>> start PROVIDED RECORDS
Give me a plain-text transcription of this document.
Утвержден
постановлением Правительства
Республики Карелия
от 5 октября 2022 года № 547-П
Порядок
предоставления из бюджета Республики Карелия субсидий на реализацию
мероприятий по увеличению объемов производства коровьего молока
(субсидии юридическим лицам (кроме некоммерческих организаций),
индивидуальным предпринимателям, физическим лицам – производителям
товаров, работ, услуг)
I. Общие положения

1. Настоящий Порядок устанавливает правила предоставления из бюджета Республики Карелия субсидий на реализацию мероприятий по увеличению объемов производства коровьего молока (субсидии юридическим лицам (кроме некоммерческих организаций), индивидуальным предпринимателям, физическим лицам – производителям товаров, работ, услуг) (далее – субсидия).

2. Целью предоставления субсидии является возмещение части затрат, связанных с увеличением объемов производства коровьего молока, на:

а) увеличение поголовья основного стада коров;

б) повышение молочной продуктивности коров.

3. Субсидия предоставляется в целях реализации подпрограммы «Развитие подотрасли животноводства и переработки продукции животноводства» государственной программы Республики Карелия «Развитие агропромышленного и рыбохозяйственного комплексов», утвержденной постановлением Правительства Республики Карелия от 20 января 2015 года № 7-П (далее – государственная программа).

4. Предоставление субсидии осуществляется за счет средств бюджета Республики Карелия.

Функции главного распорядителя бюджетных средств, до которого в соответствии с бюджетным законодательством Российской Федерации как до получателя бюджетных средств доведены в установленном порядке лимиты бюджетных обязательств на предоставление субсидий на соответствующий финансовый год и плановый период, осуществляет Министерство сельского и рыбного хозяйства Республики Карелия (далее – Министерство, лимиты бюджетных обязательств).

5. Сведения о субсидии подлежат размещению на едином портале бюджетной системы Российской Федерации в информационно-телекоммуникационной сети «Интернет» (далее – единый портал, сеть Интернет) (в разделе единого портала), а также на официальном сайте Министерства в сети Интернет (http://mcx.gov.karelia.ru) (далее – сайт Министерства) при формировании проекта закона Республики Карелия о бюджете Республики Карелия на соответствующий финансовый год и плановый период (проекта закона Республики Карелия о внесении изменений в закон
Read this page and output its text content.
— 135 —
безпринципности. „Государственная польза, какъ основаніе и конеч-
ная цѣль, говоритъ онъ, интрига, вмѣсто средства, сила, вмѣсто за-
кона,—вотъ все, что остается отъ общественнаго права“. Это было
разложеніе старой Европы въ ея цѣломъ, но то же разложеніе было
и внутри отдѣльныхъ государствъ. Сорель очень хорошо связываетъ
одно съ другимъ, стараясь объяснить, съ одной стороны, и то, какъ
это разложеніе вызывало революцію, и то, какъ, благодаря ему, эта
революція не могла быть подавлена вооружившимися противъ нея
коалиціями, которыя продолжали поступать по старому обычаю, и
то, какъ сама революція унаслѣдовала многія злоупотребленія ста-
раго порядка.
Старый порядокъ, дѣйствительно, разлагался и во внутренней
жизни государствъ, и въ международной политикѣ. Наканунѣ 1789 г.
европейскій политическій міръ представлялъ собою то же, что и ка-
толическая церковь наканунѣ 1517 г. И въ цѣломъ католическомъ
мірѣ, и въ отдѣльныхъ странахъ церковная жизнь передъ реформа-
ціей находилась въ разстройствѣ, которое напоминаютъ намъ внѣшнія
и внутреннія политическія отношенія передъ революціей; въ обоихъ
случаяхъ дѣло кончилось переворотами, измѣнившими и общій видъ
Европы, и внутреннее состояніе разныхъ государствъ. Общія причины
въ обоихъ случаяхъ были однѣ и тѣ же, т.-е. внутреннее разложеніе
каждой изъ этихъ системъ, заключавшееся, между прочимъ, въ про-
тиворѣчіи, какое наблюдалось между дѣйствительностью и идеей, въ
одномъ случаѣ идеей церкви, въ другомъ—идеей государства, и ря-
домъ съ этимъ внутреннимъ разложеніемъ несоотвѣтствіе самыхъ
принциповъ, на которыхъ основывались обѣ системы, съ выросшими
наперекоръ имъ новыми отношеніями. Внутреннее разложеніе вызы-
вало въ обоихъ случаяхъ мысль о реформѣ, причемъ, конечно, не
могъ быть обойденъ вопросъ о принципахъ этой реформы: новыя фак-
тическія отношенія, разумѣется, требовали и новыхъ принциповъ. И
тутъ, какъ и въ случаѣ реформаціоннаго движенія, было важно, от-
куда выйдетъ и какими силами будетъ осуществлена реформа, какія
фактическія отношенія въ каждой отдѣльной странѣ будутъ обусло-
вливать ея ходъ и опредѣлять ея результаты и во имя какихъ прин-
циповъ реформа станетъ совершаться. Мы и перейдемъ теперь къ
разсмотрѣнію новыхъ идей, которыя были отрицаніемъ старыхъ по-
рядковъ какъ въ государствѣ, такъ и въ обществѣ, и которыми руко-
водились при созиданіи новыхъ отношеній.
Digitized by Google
>> end PROVIDED RECORDS
PROBLEM REQUIREMENTS :: Type out the entries again, word for word.

TASK SOLUTION ::
Give me a plain-text transcription of this document.
Утвержден
постановлением Правительства
Республики Карелия
от 5 октября 2022 года № 547-П
Порядок
предоставления из бюджета Республики Карелия субсидий на реализацию
мероприятий по увеличению объемов производства коровьего молока
(субсидии юридическим лицам (кроме некоммерческих организаций),
индивидуальным предпринимателям, физическим лицам – производителям
товаров, работ, услуг)
I. Общие положения

1. Настоящий Порядок устанавливает правила предоставления из бюджета Республики Карелия субсидий на реализацию мероприятий по увеличению объемов производства коровьего молока (субсидии юридическим лицам (кроме некоммерческих организаций), индивидуальным предпринимателям, физическим лицам – производителям товаров, работ, услуг) (далее – субсидия).

2. Целью предоставления субсидии является возмещение части затрат, связанных с увеличением объемов производства коровьего молока, на:

а) увеличение поголовья основного стада коров;

б) повышение молочной продуктивности коров.

3. Субсидия предоставляется в целях реализации подпрограммы «Развитие подотрасли животноводства и переработки продукции животноводства» государственной программы Республики Карелия «Развитие агропромышленного и рыбохозяйственного комплексов», утвержденной постановлением Правительства Республики Карелия от 20 января 2015 года № 7-П (далее – государственная программа).

4. Предоставление субсидии осуществляется за счет средств бюджета Республики Карелия.

Функции главного распорядителя бюджетных средств, до которого в соответствии с бюджетным законодательством Российской Федерации как до получателя бюджетных средств доведены в установленном порядке лимиты бюджетных обязательств на предоставление субсидий на соответствующий финансовый год и плановый период, осуществляет Министерство сельского и рыбного хозяйства Республики Карелия (далее – Министерство, лимиты бюджетных обязательств).

5. Сведения о субсидии подлежат размещению на едином портале бюджетной системы Российской Федерации в информационно-телекоммуникационной сети «Интернет» (далее – единый портал, сеть Интернет) (в разделе единого портала), а также на официальном сайте Министерства в сети Интернет (http://mcx.gov.karelia.ru) (далее – сайт Министерства) при формировании проекта закона Республики Карелия о бюджете Республики Карелия на соответствующий финансовый год и плановый период (проекта закона Республики Карелия о внесении изменений в закон
Read this page and output its text content.
— 135 —
безпринципности. „Государственная польза, какъ основаніе и конеч-
ная цѣль, говоритъ онъ, интрига, вмѣсто средства, сила, вмѣсто за-
кона,—вотъ все, что остается отъ общественнаго права“. Это было
разложеніе старой Европы въ ея цѣломъ, но то же разложеніе было
и внутри отдѣльныхъ государствъ. Сорель очень хорошо связываетъ
одно съ другимъ, стараясь объяснить, съ одной стороны, и то, какъ
это разложеніе вызывало революцію, и то, какъ, благодаря ему, эта
революція не могла быть подавлена вооружившимися противъ нея
коалиціями, которыя продолжали поступать по старому обычаю, и
то, какъ сама революція унаслѣдовала многія злоупотребленія ста-
раго порядка.
Старый порядокъ, дѣйствительно, разлагался и во внутренней
жизни государствъ, и въ международной политикѣ. Наканунѣ 1789 г.
европейскій политическій міръ представлялъ собою то же, что и ка-
толическая церковь наканунѣ 1517 г. И въ цѣломъ католическомъ
мірѣ, и въ отдѣльныхъ странахъ церковная жизнь передъ реформа-
ціей находилась въ разстройствѣ, которое напоминаютъ намъ внѣшнія
и внутреннія политическія отношенія передъ революціей; въ обоихъ
случаяхъ дѣло кончилось переворотами, измѣнившими и общій видъ
Европы, и внутреннее состояніе разныхъ государствъ. Общія причины
въ обоихъ случаяхъ были однѣ и тѣ же, т.-е. внутреннее разложеніе
каждой изъ этихъ системъ, заключавшееся, между прочимъ, въ про-
тиворѣчіи, какое наблюдалось между дѣйствительностью и идеей, въ
одномъ случаѣ идеей церкви, въ другомъ—идеей государства, и ря-
домъ съ этимъ внутреннимъ разложеніемъ несоотвѣтствіе самыхъ
принциповъ, на которыхъ основывались обѣ системы, съ выросшими
наперекоръ имъ новыми отношеніями. Внутреннее разложеніе вызы-
вало въ обоихъ случаяхъ мысль о реформѣ, причемъ, конечно, не
могъ быть обойденъ вопросъ о принципахъ этой реформы: новыя фак-
тическія отношенія, разумѣется, требовали и новыхъ принциповъ. И
тутъ, какъ и въ случаѣ реформаціоннаго движенія, было важно, от-
куда выйдетъ и какими силами будетъ осуществлена реформа, какія
фактическія отношенія въ каждой отдѣльной странѣ будутъ обусло-
вливать ея ходъ и опредѣлять ея результаты и во имя какихъ прин-
циповъ реформа станетъ совершаться. Мы и перейдемъ теперь къ
разсмотрѣнію новыхъ идей, которыя были отрицаніемъ старыхъ по-
рядковъ какъ въ государствѣ, такъ и въ обществѣ, и которыми руко-
водились при созиданіи новыхъ отношеній.
Digitized by Google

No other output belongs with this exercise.